What you will do: The required output is the line that contains "Transcribe the text in this document." plus every line after it in the listing below, copied exactly as it appears.

+===+

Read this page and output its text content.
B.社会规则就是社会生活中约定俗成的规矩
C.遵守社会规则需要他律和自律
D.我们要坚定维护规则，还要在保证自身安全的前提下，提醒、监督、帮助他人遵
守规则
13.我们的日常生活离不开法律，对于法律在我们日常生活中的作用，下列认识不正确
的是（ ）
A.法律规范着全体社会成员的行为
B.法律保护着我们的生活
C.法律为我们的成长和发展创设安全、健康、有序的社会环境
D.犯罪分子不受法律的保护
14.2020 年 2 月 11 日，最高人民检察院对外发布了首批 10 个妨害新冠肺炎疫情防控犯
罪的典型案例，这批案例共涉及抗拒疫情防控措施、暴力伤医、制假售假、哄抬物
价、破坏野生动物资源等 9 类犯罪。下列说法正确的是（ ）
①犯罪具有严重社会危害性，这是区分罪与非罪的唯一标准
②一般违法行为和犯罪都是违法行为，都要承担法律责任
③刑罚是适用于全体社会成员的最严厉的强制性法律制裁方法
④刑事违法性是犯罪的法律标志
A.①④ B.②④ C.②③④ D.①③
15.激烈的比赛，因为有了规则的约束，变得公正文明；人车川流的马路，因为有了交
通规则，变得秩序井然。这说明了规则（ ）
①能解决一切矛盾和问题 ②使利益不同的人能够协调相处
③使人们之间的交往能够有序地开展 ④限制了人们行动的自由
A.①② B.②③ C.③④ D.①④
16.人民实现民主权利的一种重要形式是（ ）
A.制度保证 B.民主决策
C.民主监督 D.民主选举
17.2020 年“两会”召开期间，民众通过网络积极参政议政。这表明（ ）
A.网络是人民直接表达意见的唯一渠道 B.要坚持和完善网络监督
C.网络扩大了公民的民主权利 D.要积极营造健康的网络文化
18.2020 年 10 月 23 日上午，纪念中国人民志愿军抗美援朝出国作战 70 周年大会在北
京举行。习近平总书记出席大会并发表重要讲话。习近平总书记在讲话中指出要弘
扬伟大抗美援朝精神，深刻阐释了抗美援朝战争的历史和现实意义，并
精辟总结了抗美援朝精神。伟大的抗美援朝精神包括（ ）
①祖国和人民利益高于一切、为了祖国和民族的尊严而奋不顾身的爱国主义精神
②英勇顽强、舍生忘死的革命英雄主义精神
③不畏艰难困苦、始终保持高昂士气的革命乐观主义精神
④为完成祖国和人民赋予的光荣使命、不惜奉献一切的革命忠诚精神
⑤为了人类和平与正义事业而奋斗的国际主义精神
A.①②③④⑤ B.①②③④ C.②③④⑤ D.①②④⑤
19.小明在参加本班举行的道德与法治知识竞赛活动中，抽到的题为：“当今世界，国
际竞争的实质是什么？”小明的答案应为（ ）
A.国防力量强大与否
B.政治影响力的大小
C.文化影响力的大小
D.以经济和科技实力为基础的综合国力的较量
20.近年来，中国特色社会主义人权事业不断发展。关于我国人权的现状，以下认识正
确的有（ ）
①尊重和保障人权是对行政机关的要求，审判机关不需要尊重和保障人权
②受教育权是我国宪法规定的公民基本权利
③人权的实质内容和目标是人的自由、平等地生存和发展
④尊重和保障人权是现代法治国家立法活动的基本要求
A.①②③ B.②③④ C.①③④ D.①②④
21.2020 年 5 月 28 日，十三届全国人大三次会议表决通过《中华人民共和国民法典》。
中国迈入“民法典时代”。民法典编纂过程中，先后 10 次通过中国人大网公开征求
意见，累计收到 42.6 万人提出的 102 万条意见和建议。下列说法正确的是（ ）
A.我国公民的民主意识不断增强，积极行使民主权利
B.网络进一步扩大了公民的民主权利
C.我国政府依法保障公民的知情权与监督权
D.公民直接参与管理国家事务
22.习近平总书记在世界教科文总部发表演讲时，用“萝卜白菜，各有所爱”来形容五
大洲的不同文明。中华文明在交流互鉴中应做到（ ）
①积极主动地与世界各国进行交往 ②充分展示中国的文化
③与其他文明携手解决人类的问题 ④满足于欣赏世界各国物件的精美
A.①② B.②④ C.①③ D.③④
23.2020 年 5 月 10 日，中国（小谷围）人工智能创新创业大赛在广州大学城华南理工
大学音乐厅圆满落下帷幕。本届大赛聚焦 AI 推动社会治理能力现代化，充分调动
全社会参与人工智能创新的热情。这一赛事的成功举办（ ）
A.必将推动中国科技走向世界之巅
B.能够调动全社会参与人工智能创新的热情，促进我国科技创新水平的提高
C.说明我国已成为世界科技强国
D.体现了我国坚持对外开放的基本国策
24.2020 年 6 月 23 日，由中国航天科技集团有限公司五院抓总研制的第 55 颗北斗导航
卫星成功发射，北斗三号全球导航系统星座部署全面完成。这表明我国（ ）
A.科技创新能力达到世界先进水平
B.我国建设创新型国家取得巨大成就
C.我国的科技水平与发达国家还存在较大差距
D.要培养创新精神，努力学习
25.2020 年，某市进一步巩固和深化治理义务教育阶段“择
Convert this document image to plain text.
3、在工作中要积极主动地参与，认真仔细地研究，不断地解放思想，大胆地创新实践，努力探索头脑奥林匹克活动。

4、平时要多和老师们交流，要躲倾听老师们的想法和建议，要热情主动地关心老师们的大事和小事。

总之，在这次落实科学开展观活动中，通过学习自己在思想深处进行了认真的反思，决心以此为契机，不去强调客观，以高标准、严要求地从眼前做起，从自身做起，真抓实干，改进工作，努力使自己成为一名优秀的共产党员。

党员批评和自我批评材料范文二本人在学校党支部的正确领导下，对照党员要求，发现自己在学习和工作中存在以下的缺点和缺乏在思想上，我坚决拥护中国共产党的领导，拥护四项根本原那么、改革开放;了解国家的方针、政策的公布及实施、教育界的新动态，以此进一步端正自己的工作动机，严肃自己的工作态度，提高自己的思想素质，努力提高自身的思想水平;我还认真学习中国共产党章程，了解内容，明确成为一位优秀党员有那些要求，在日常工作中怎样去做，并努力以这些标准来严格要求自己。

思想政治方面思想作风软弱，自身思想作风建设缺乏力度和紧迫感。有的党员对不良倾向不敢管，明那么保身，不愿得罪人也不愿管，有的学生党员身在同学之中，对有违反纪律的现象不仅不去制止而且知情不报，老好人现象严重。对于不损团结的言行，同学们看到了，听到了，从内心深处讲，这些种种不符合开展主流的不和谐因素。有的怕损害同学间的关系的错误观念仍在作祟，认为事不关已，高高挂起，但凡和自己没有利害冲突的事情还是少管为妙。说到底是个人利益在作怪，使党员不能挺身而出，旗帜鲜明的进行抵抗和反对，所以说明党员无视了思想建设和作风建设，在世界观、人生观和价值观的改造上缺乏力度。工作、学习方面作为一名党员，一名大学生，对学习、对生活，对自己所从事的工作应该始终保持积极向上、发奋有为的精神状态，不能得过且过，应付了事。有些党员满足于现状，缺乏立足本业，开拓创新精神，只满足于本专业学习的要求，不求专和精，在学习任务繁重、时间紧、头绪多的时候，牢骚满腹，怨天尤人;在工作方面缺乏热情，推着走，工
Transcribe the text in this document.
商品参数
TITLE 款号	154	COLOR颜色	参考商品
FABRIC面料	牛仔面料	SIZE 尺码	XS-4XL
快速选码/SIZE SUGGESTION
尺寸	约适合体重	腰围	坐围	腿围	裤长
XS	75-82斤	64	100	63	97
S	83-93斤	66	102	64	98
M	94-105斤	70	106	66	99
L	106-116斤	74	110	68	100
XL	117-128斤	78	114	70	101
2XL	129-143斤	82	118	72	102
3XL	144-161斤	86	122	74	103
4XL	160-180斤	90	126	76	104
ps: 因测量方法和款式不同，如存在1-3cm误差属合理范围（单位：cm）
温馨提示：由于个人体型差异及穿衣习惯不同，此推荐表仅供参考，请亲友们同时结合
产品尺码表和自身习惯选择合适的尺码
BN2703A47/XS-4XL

+===+

Expected answer:
Transcribe the text in this document.
商品参数
TITLE 款号	154	COLOR颜色	参考商品
FABRIC面料	牛仔面料	SIZE 尺码	XS-4XL
快速选码/SIZE SUGGESTION
尺寸	约适合体重	腰围	坐围	腿围	裤长
XS	75-82斤	64	100	63	97
S	83-93斤	66	102	64	98
M	94-105斤	70	106	66	99
L	106-116斤	74	110	68	100
XL	117-128斤	78	114	70	101
2XL	129-143斤	82	118	72	102
3XL	144-161斤	86	122	74	103
4XL	160-180斤	90	126	76	104
ps: 因测量方法和款式不同，如存在1-3cm误差属合理范围（单位：cm）
温馨提示：由于个人体型差异及穿衣习惯不同，此推荐表仅供参考，请亲友们同时结合
产品尺码表和自身习惯选择合适的尺码
BN2703A47/XS-4XL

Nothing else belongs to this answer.